Problem to work on -
Search the records for "Mbit" and copy each line that holds it.

[Dataset items]
____________
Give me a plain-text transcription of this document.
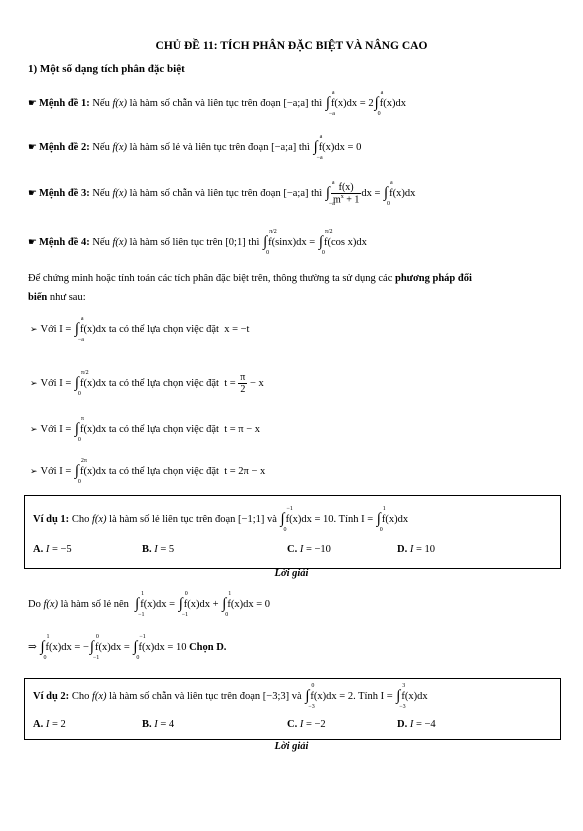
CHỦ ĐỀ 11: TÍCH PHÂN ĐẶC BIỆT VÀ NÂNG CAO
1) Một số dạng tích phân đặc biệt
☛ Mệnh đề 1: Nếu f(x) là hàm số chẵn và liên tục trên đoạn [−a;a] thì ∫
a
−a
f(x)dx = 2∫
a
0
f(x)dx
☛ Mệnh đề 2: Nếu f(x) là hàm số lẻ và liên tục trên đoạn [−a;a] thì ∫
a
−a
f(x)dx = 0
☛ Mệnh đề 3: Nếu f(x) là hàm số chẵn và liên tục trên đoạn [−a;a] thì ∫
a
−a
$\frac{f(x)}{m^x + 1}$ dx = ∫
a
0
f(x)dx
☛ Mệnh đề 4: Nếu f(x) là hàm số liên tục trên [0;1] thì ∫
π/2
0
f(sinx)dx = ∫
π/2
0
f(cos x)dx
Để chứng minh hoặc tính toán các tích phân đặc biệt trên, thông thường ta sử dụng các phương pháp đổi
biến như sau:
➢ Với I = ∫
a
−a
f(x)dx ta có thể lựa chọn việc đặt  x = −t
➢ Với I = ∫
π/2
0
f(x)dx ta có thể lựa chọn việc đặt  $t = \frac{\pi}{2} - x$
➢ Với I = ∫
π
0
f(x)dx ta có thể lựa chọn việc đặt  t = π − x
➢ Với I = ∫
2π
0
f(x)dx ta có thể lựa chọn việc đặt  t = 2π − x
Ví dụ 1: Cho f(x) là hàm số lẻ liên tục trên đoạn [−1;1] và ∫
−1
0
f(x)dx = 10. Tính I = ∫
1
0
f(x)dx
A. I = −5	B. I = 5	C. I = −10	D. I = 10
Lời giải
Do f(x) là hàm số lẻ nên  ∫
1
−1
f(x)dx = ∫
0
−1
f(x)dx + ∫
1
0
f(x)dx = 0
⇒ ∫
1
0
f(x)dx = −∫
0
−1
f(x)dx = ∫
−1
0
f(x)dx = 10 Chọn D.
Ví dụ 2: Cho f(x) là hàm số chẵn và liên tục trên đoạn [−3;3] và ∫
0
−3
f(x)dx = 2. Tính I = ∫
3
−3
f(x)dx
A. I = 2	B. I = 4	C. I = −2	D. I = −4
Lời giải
____________
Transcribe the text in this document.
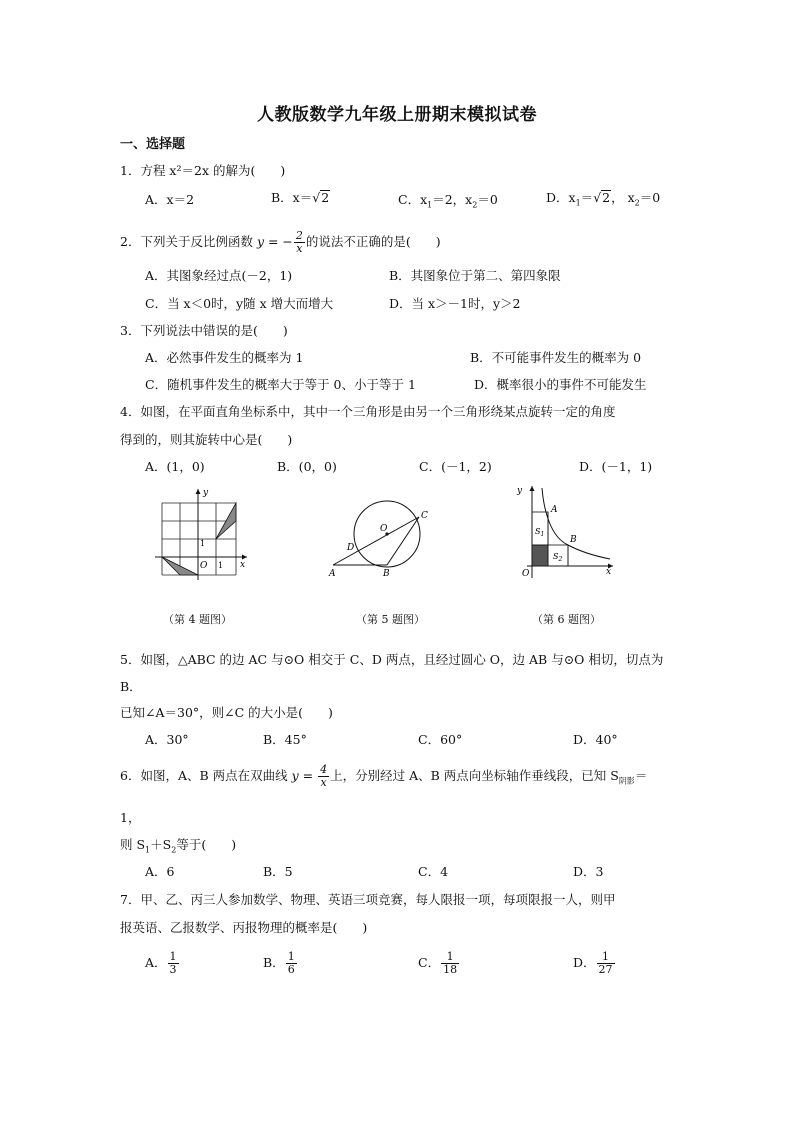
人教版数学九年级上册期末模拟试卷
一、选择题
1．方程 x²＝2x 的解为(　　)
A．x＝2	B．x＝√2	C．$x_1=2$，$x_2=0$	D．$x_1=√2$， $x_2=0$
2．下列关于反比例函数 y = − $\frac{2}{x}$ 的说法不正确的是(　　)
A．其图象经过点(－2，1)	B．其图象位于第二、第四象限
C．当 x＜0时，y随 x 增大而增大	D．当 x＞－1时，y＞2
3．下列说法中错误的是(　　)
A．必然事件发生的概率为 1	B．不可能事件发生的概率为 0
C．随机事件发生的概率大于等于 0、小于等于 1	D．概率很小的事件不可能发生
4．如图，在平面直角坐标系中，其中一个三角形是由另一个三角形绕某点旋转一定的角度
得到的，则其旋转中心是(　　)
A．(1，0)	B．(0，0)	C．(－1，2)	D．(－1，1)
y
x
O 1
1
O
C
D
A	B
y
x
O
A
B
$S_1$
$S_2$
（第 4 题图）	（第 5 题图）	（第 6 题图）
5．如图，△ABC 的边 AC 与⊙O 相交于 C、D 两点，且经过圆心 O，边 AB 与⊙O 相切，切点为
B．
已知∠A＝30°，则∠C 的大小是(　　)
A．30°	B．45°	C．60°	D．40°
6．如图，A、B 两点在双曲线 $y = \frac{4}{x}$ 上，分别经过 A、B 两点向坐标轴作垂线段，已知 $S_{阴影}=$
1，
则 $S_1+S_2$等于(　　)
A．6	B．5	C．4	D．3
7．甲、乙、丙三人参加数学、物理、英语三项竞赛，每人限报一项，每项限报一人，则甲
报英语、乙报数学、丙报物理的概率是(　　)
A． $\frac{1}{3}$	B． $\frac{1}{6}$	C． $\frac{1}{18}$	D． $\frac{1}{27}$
____________
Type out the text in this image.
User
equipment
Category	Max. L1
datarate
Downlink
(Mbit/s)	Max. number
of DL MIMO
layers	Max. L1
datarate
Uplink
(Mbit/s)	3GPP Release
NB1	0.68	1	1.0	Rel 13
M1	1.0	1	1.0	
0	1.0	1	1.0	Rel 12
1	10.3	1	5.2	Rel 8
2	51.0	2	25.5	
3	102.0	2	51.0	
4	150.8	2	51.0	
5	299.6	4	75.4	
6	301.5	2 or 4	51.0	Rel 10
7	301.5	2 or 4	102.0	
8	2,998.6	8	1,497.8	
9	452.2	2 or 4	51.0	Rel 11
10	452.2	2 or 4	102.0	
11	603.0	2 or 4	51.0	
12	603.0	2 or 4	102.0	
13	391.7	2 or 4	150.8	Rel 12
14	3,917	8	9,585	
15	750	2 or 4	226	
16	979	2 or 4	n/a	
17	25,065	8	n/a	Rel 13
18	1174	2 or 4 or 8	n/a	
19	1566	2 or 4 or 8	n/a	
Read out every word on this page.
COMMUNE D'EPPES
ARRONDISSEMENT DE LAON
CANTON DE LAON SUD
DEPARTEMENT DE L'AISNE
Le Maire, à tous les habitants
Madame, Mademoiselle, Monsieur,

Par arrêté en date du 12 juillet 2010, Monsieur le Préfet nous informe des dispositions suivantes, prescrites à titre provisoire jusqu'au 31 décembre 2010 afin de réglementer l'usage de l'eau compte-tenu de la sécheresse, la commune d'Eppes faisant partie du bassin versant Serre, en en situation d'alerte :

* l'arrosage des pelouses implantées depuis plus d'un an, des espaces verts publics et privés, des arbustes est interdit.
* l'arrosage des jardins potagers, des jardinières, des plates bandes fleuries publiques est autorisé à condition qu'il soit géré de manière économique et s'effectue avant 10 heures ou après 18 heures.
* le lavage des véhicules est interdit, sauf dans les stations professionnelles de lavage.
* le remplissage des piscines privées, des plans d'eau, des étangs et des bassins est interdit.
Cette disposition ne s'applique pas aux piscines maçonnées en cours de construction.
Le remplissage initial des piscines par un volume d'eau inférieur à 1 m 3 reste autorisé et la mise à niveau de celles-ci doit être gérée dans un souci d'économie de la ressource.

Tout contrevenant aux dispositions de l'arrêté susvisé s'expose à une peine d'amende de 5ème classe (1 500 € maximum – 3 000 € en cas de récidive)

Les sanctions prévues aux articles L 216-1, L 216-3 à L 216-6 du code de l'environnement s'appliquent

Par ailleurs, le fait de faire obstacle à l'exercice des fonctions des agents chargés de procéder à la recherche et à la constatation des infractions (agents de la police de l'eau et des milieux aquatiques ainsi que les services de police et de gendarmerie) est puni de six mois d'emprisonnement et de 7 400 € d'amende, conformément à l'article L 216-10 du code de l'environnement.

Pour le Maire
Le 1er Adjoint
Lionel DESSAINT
____________
Answer for this exercise -
(Mbit/s)	Max. number
(Mbit/s)	3GPP Release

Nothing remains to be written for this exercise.